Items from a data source
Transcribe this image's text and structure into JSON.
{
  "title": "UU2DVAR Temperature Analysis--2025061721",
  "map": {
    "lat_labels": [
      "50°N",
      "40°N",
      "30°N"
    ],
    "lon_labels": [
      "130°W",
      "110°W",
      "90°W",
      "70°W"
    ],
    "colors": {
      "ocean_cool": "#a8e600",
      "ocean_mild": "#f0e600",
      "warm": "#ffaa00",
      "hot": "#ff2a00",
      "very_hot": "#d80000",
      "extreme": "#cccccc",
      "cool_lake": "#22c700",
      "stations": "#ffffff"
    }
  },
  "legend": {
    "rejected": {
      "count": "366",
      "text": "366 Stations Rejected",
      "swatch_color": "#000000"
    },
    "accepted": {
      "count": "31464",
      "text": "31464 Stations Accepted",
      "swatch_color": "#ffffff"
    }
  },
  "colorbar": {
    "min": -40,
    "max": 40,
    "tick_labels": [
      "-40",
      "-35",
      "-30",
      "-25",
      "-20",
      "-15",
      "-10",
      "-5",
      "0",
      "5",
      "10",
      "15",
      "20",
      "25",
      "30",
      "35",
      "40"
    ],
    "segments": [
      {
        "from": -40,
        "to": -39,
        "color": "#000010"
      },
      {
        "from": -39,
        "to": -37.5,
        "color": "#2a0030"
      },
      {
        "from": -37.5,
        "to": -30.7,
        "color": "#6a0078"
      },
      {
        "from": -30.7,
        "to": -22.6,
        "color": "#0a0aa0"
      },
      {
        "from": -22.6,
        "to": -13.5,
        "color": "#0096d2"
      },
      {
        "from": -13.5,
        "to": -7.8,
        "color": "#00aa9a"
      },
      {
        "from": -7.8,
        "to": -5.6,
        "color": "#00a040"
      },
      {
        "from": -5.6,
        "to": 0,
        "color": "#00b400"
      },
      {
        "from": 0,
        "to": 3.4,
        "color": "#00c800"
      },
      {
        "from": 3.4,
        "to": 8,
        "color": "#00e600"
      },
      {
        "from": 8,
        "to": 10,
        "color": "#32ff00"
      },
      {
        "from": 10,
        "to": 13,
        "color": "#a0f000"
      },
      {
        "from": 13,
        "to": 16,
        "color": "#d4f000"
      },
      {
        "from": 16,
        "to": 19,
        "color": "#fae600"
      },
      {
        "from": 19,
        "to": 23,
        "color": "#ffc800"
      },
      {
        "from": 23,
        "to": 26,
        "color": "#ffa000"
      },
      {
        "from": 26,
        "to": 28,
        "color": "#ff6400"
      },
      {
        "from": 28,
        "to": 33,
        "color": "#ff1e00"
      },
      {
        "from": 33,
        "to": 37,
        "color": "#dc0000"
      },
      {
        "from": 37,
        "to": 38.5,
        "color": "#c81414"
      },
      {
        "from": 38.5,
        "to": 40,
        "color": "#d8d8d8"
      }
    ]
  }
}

**What the task requires**
Copy the data above exactly. Every line must be included.

**Final answer**
Transcribe this image's text and structure into JSON.
{
  "title": "UU2DVAR Temperature Analysis--2025061721",
  "map": {
    "lat_labels": [
      "50°N",
      "40°N",
      "30°N"
    ],
    "lon_labels": [
      "130°W",
      "110°W",
      "90°W",
      "70°W"
    ],
    "colors": {
      "ocean_cool": "#a8e600",
      "ocean_mild": "#f0e600",
      "warm": "#ffaa00",
      "hot": "#ff2a00",
      "very_hot": "#d80000",
      "extreme": "#cccccc",
      "cool_lake": "#22c700",
      "stations": "#ffffff"
    }
  },
  "legend": {
    "rejected": {
      "count": "366",
      "text": "366 Stations Rejected",
      "swatch_color": "#000000"
    },
    "accepted": {
      "count": "31464",
      "text": "31464 Stations Accepted",
      "swatch_color": "#ffffff"
    }
  },
  "colorbar": {
    "min": -40,
    "max": 40,
    "tick_labels": [
      "-40",
      "-35",
      "-30",
      "-25",
      "-20",
      "-15",
      "-10",
      "-5",
      "0",
      "5",
      "10",
      "15",
      "20",
      "25",
      "30",
      "35",
      "40"
    ],
    "segments": [
      {
        "from": -40,
        "to": -39,
        "color": "#000010"
      },
      {
        "from": -39,
        "to": -37.5,
        "color": "#2a0030"
      },
      {
        "from": -37.5,
        "to": -30.7,
        "color": "#6a0078"
      },
      {
        "from": -30.7,
        "to": -22.6,
        "color": "#0a0aa0"
      },
      {
        "from": -22.6,
        "to": -13.5,
        "color": "#0096d2"
      },
      {
        "from": -13.5,
        "to": -7.8,
        "color": "#00aa9a"
      },
      {
        "from": -7.8,
        "to": -5.6,
        "color": "#00a040"
      },
      {
        "from": -5.6,
        "to": 0,
        "color": "#00b400"
      },
      {
        "from": 0,
        "to": 3.4,
        "color": "#00c800"
      },
      {
        "from": 3.4,
        "to": 8,
        "color": "#00e600"
      },
      {
        "from": 8,
        "to": 10,
        "color": "#32ff00"
      },
      {
        "from": 10,
        "to": 13,
        "color": "#a0f000"
      },
      {
        "from": 13,
        "to": 16,
        "color": "#d4f000"
      },
      {
        "from": 16,
        "to": 19,
        "color": "#fae600"
      },
      {
        "from": 19,
        "to": 23,
        "color": "#ffc800"
      },
      {
        "from": 23,
        "to": 26,
        "color": "#ffa000"
      },
      {
        "from": 26,
        "to": 28,
        "color": "#ff6400"
      },
      {
        "from": 28,
        "to": 33,
        "color": "#ff1e00"
      },
      {
        "from": 33,
        "to": 37,
        "color": "#dc0000"
      },
      {
        "from": 37,
        "to": 38.5,
        "color": "#c81414"
      },
      {
        "from": 38.5,
        "to": 40,
        "color": "#d8d8d8"
      }
    ]
  }
}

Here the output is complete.